**Direction:** Below is a listing; write it out exactly and drop any images from it.

**Given entries:**
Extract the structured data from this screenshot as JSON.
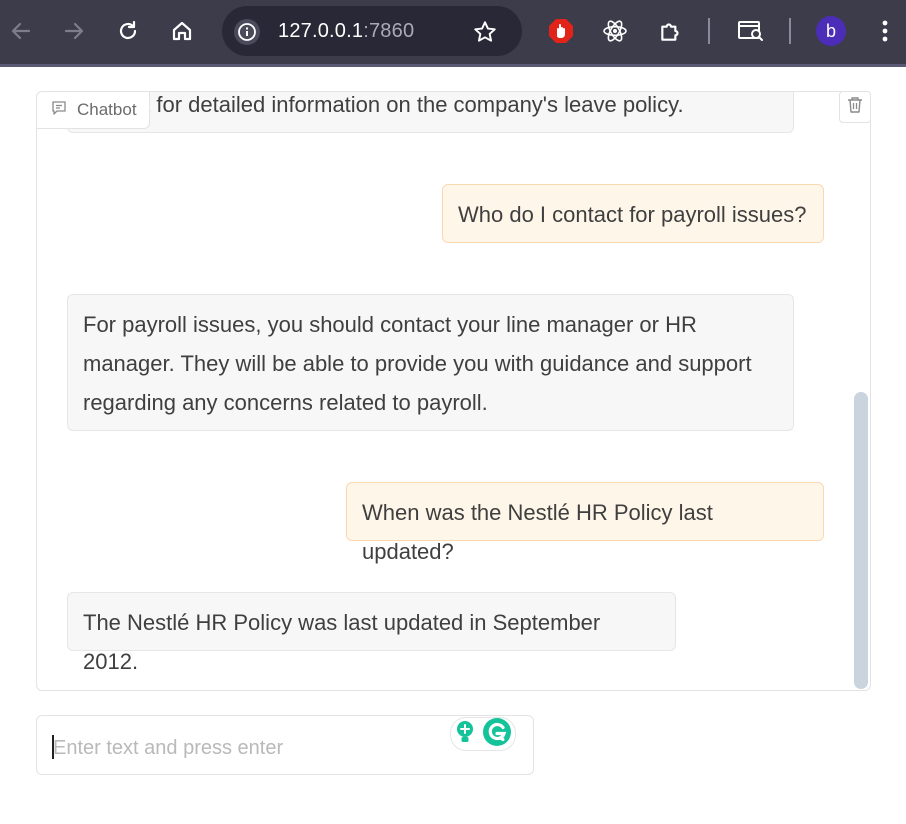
{
  "browser": {
    "url_host": "127.0.0.1",
    "url_port": ":7860",
    "profile_initial": "b"
  },
  "chatbot": {
    "label": "Chatbot",
    "messages": [
      {
        "role": "bot",
        "text": "...ment for detailed information on the company's leave policy."
      },
      {
        "role": "user",
        "text": "Who do I contact for payroll issues?"
      },
      {
        "role": "bot",
        "text": "For payroll issues, you should contact your line manager or HR manager. They will be able to provide you with guidance and support regarding any concerns related to payroll."
      },
      {
        "role": "user",
        "text": "When was the Nestlé HR Policy last updated?"
      },
      {
        "role": "bot",
        "text": "The Nestlé HR Policy was last updated in September 2012."
      }
    ]
  },
  "input": {
    "placeholder": "Enter text and press enter",
    "value": ""
  },
  "colors": {
    "toolbar": "#3c3c4a",
    "user_bubble": "#fff6ea",
    "user_border": "#fbd9b0",
    "bot_bubble": "#f7f7f7",
    "avatar": "#4b2db8",
    "grammarly": "#15c39a"
  }
}
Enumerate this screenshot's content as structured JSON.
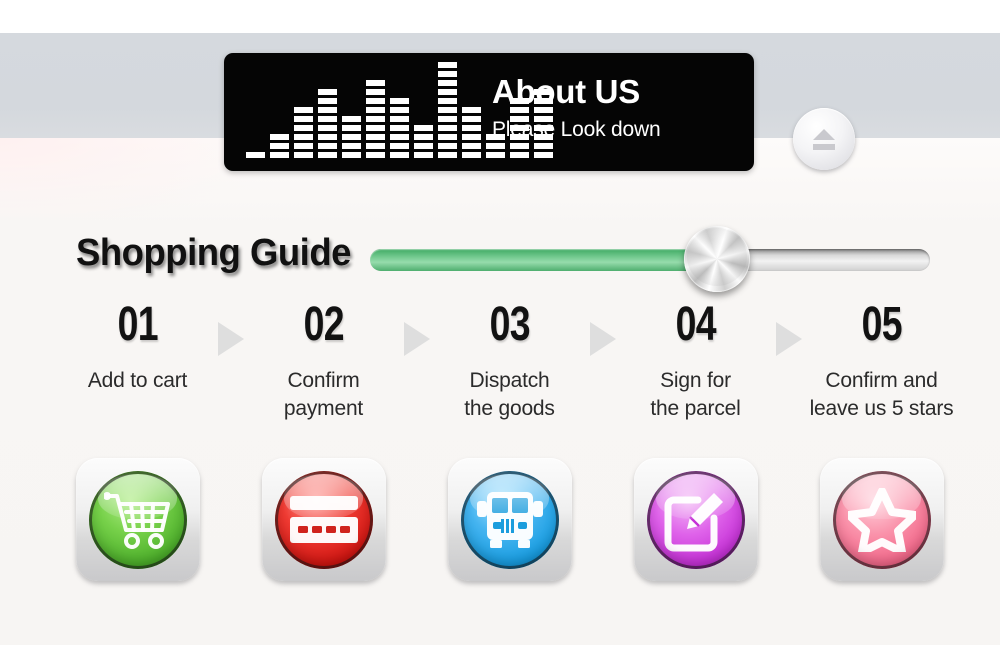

**Complete response:**
Extract the structured data from this screenshot as JSON.
{
  "browser": {
    "url_host": "127.0.0.1",
    "url_port": ":7860",
    "profile_initial": "b"
  },
  "chatbot": {
    "label": "Chatbot",
    "messages": [
      {
        "role": "bot",
        "text": "...ment for detailed information on the company's leave policy."
      },
      {
        "role": "user",
        "text": "Who do I contact for payroll issues?"
      },
      {
        "role": "bot",
        "text": "For payroll issues, you should contact your line manager or HR manager. They will be able to provide you with guidance and support regarding any concerns related to payroll."
      },
      {
        "role": "user",
        "text": "When was the Nestlé HR Policy last updated?"
      },
      {
        "role": "bot",
        "text": "The Nestlé HR Policy was last updated in September 2012."
      }
    ]
  },
  "input": {
    "placeholder": "Enter text and press enter",
    "value": ""
  },
  "colors": {
    "toolbar": "#3c3c4a",
    "user_bubble": "#fff6ea",
    "user_border": "#fbd9b0",
    "bot_bubble": "#f7f7f7",
    "avatar": "#4b2db8",
    "grammarly": "#15c39a"
  }
}
Enumerate this screenshot's content as structured JSON.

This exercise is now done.